Task to complete.
Copy out every line exactly, passing over the pictures.

Dataset extract.
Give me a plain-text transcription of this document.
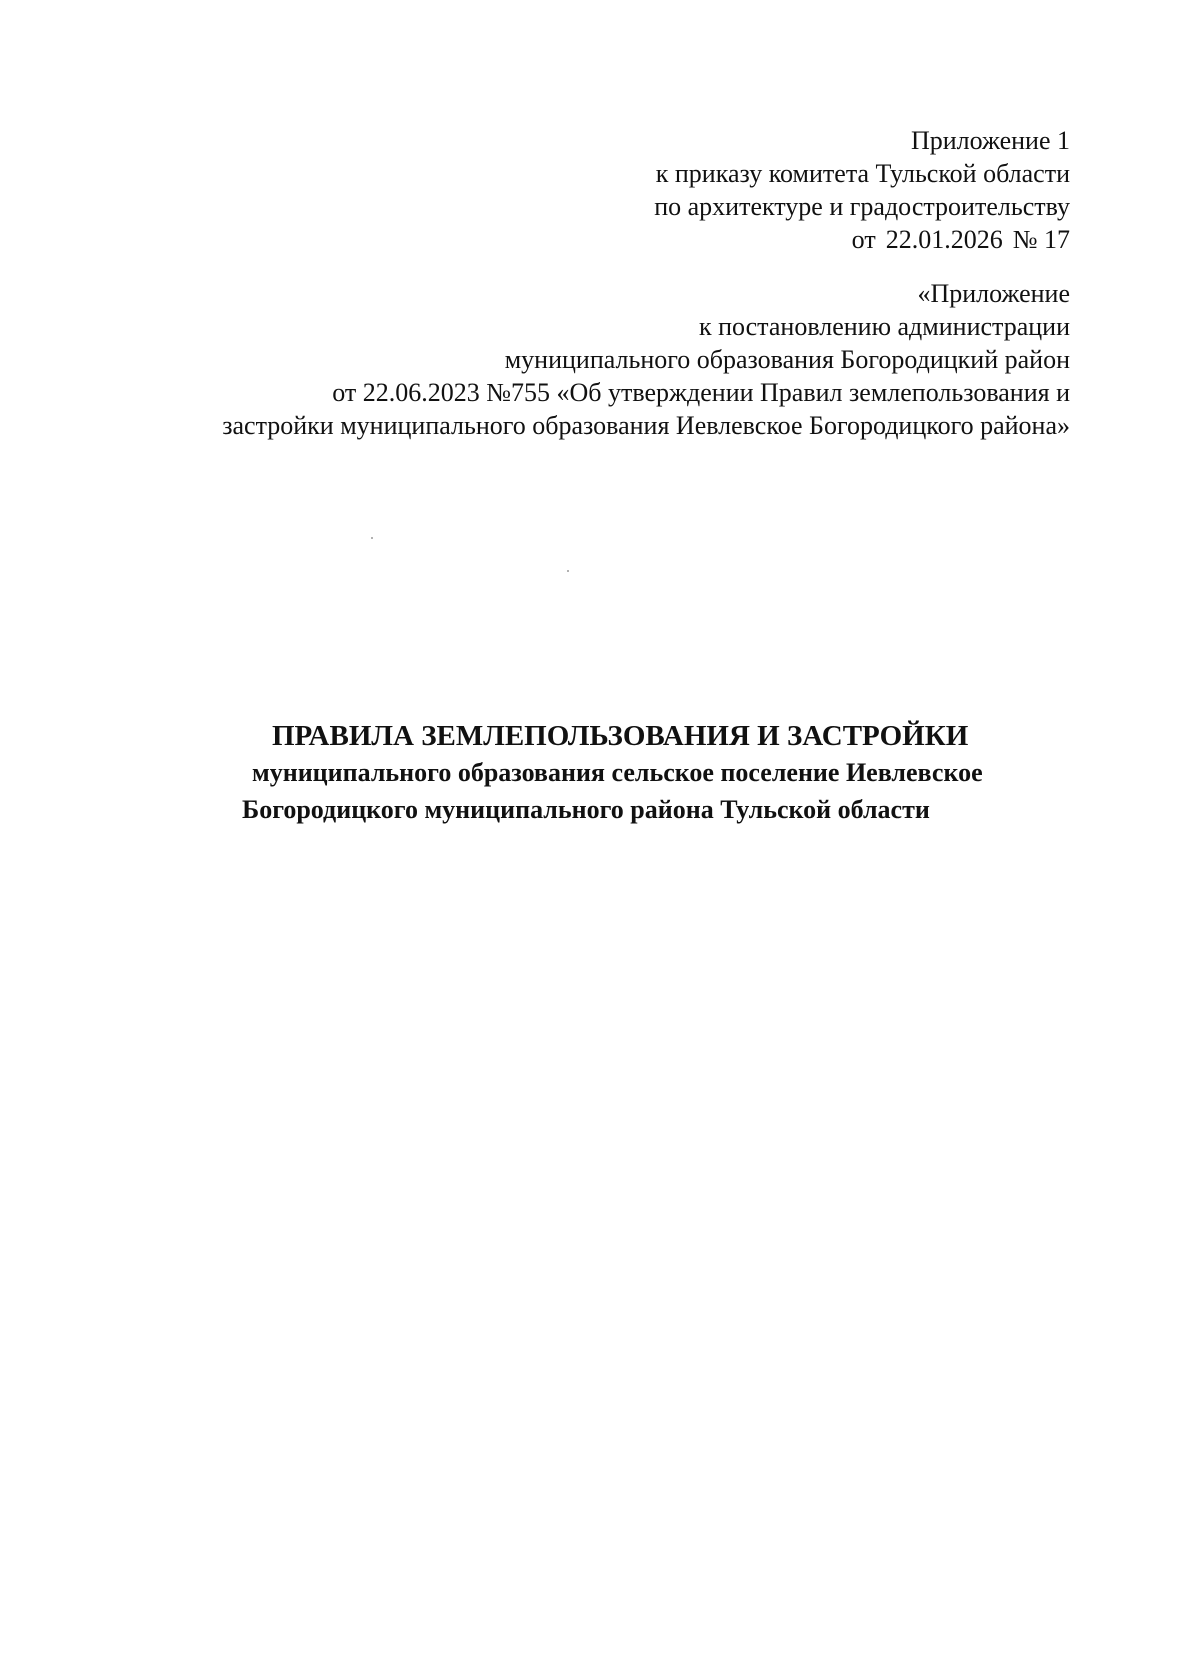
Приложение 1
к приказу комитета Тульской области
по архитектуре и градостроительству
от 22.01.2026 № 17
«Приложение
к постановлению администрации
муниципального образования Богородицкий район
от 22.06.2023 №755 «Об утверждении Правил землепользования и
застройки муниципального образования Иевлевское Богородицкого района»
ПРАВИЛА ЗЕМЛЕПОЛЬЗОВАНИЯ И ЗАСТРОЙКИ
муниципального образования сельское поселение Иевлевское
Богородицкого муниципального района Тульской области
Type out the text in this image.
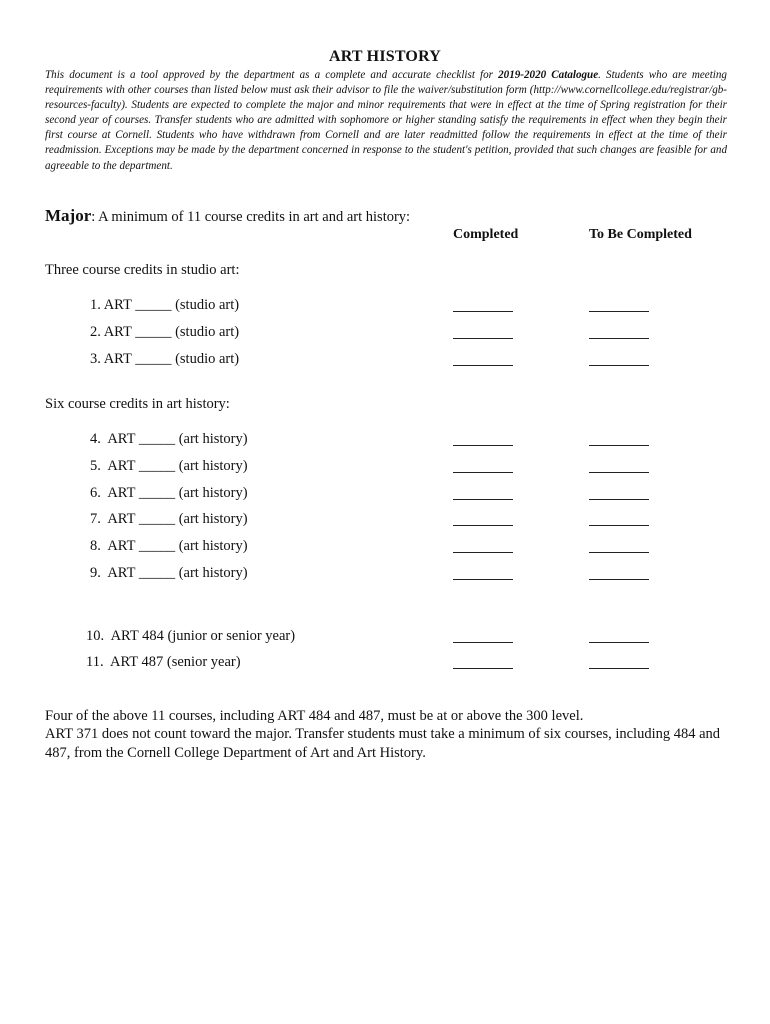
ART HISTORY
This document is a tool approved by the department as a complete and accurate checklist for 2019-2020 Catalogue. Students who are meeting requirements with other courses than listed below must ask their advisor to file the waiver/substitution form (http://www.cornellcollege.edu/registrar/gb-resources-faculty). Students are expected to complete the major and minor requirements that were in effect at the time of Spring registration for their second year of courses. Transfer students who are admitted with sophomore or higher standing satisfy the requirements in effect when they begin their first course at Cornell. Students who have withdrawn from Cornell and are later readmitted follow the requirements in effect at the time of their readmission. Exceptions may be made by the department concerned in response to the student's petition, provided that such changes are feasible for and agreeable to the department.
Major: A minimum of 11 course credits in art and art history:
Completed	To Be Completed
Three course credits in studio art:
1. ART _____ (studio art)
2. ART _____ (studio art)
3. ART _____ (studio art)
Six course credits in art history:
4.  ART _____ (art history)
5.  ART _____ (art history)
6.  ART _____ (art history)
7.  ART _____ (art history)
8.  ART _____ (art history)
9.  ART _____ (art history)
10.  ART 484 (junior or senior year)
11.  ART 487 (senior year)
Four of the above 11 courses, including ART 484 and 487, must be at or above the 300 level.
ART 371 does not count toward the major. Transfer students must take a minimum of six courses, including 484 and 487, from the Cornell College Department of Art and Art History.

Response for this exercise.
Give me a plain-text transcription of this document.
Приложение 1
к приказу комитета Тульской области
по архитектуре и градостроительству
от 22.01.2026 № 17
«Приложение
к постановлению администрации
муниципального образования Богородицкий район
от 22.06.2023 №755 «Об утверждении Правил землепользования и
застройки муниципального образования Иевлевское Богородицкого района»
ПРАВИЛА ЗЕМЛЕПОЛЬЗОВАНИЯ И ЗАСТРОЙКИ
муниципального образования сельское поселение Иевлевское
Богородицкого муниципального района Тульской области
Type out the text in this image.
ART HISTORY
This document is a tool approved by the department as a complete and accurate checklist for 2019-2020 Catalogue. Students who are meeting requirements with other courses than listed below must ask their advisor to file the waiver/substitution form (http://www.cornellcollege.edu/registrar/gb-resources-faculty). Students are expected to complete the major and minor requirements that were in effect at the time of Spring registration for their second year of courses. Transfer students who are admitted with sophomore or higher standing satisfy the requirements in effect when they begin their first course at Cornell. Students who have withdrawn from Cornell and are later readmitted follow the requirements in effect at the time of their readmission. Exceptions may be made by the department concerned in response to the student's petition, provided that such changes are feasible for and agreeable to the department.
Major: A minimum of 11 course credits in art and art history:
Completed	To Be Completed
Three course credits in studio art:
1. ART _____ (studio art)
2. ART _____ (studio art)
3. ART _____ (studio art)
Six course credits in art history:
4.  ART _____ (art history)
5.  ART _____ (art history)
6.  ART _____ (art history)
7.  ART _____ (art history)
8.  ART _____ (art history)
9.  ART _____ (art history)
10.  ART 484 (junior or senior year)
11.  ART 487 (senior year)
Four of the above 11 courses, including ART 484 and 487, must be at or above the 300 level.
ART 371 does not count toward the major. Transfer students must take a minimum of six courses, including 484 and 487, from the Cornell College Department of Art and Art History.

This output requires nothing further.